> [DATA FOR THE TASK]
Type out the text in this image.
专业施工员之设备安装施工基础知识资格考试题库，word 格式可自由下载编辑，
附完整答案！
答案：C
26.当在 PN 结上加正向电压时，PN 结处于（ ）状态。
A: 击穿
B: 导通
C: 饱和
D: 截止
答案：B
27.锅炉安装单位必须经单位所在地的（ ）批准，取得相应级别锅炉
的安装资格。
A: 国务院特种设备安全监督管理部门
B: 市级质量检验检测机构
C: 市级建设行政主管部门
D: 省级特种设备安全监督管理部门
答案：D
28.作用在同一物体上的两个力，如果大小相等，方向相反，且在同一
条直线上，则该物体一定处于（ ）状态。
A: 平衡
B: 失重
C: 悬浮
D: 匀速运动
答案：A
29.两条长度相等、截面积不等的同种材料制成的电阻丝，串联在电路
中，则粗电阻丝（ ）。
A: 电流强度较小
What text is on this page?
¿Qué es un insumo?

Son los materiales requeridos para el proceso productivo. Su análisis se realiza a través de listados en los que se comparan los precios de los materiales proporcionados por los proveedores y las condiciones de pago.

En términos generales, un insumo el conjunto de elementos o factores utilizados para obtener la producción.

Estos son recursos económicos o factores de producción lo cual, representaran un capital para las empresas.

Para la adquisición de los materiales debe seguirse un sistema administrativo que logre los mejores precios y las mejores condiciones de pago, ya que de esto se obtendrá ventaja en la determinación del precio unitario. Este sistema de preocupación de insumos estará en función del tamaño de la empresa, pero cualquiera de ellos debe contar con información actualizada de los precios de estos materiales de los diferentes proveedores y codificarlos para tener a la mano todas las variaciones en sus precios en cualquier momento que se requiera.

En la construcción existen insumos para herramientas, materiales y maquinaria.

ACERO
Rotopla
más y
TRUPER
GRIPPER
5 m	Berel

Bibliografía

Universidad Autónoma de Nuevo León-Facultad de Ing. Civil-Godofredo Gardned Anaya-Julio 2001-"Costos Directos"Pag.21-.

> [TASK DIRECTIONS]
Pull out all lines from the entries above that include the word "precios".

> [CORRECT RESPONSE]
Son los materiales requeridos para el proceso productivo. Su análisis se realiza a través de listados en los que se comparan los precios de los materiales proporcionados por los proveedores y las condiciones de pago.
Para la adquisición de los materiales debe seguirse un sistema administrativo que logre los mejores precios y las mejores condiciones de pago, ya que de esto se obtendrá ventaja en la determinación del precio unitario. Este sistema de preocupación de insumos estará en función del tamaño de la empresa, pero cualquiera de ellos debe contar con información actualizada de los precios de estos materiales de los diferentes proveedores y codificarlos para tener a la mano todas las variaciones en sus precios en cualquier momento que se requiera.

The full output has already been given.